◆ **文件節錄**

◆ ◆ ◆

常見問題分析：

實驗過程中Annexin V染不上色或陽性率偏低。
 • 確定實驗中的誘導劑是否能產生凋亡。可通過設定確切凋亡誘導效果的陽性藥物對照來排除這一情況。
 • 貼壁細胞消化不當。Annexin V 跟PS 的結合需要Ca2+離子，結合液中含有Ca2+，EDTA 的消化會影響染色，建議使用無EDTA 的胰酶，或者消化后用PBS洗滌干凈。
 • 細胞離心用冷PBS 洗滌后，應盡量吸干殘余液體，殘余過多的PBS 中含有磷酸根，會形成磷酸鈣沉淀，影響Annexin V的染色。
 • Annexin V結合液瓶蓋要蓋緊密封，長時間暴露于空氣后，空氣中的CO2 進入后形成CaCO3 會產生沉淀，從而減少游離的Ca2+，導致實驗的結果不佳。

◆ ◆ ◆

◆ **記錄資料**

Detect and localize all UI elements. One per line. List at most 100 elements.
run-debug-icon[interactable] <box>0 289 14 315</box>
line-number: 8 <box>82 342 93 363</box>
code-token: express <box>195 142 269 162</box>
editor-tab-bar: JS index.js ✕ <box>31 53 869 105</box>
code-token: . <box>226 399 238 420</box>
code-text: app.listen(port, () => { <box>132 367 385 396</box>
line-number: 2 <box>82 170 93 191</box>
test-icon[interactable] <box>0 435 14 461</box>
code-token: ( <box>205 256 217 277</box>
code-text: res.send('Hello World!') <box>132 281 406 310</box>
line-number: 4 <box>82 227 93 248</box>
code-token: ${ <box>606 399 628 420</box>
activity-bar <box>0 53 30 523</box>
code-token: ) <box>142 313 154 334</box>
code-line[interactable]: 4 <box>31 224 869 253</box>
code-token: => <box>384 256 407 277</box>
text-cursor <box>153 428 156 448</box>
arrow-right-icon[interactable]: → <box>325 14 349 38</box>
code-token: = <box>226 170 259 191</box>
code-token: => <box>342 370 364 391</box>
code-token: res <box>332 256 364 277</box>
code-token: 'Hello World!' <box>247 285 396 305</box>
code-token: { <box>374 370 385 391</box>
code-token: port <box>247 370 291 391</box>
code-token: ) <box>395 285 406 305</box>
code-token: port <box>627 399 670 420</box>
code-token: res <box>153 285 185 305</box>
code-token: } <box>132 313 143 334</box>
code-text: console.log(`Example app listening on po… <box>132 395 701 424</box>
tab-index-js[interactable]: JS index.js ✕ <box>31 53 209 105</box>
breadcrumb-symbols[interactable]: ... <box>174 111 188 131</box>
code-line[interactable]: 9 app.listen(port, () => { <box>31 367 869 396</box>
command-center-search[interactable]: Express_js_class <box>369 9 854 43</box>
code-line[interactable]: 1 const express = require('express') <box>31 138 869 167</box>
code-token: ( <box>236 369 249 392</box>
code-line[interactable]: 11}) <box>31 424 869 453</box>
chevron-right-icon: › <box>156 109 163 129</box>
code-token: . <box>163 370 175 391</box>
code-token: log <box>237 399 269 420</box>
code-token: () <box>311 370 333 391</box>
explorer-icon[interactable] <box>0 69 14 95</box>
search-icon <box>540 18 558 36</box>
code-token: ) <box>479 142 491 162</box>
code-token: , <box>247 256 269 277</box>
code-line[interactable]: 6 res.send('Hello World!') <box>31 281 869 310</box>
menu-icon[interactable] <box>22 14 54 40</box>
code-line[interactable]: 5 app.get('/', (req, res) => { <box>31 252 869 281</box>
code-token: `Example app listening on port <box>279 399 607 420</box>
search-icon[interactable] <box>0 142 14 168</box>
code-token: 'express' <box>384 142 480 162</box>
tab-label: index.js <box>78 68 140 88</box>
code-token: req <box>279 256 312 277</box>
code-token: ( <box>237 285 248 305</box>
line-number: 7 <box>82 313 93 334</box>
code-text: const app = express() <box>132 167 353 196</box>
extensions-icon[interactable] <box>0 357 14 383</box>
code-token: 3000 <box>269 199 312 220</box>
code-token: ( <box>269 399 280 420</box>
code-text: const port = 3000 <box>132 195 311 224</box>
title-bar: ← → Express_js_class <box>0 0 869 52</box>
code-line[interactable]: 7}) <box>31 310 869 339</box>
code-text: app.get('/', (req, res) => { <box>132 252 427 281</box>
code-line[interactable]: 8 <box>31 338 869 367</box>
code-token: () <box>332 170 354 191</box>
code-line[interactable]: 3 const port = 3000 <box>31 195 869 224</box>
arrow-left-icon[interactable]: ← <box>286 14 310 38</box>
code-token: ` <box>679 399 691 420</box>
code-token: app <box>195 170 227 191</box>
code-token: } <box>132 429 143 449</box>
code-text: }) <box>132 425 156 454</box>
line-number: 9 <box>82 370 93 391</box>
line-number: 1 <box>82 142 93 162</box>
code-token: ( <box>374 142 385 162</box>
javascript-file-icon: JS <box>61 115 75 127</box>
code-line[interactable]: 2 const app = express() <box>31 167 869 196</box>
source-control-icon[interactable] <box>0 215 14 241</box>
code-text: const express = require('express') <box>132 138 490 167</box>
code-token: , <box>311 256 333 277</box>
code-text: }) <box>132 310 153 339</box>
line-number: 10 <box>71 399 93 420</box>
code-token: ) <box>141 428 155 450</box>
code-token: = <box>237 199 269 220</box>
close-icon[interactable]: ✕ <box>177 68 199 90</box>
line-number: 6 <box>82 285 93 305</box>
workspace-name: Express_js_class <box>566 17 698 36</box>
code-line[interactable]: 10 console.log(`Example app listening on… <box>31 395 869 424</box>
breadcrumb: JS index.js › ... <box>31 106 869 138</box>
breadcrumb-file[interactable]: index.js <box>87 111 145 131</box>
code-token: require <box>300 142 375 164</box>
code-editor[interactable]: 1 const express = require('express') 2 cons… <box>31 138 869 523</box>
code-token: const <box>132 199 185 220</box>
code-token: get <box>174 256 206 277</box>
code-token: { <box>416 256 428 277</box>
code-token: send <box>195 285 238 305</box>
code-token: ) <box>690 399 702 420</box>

◆ ◆ ◆

◆ **作業要求**
A. 根據關於 Annexin V 染色問題的文件節錄，貼壁細胞消化時建議採取哪兩種做法？
B. 請接續關於 Annexin V 染色問題的文件節錄，寫出下一部分。

◆ **參考答案**
A. 使用無 EDTA 的胰酶，或者消化後用 PBS 洗滌乾淨。

B.
 • 污染其他的緩沖液。如吸取PBS后不更換Tip 頭會導致游離的Ca2+的減少，從而導致實驗的結果不佳。
 • 陽性細胞的丟失。如果是貼壁細胞，藥物誘導后漂浮的細胞要收集起來合并檢測，這部分細胞往往是凋亡陽性的細胞，丟棄會造成陽性結果偏低。

實驗過程中陽性率偏高。
 • 細胞本身活力太差。實驗中發現未經誘導凋亡的對照細胞經染色后AnnexinV+/PI+雙陽性的細胞比例過高，造成這種結果的原因可能是細胞本身活力太差。建議用臺盼藍染色計算細胞的活力，臺盼藍拒染的細胞應大于95%。若活力偏低低，建議重新復蘇細胞，通常剛復蘇的細胞至少要傳代3 次以后才能進行實驗。
 • 細胞操作不當。貼壁細胞消化過程中反復劇烈吹打導致細胞膜破壞，使得假陽性偏高。
 • 凋亡誘導時間過長。一般情況下誘導幾個小時就可以出現早期凋亡，因此通常不需要處理大于48 小時以上，誘導時間過長會使營養物質耗盡，導致細胞狀態差，假陽性結果偏高。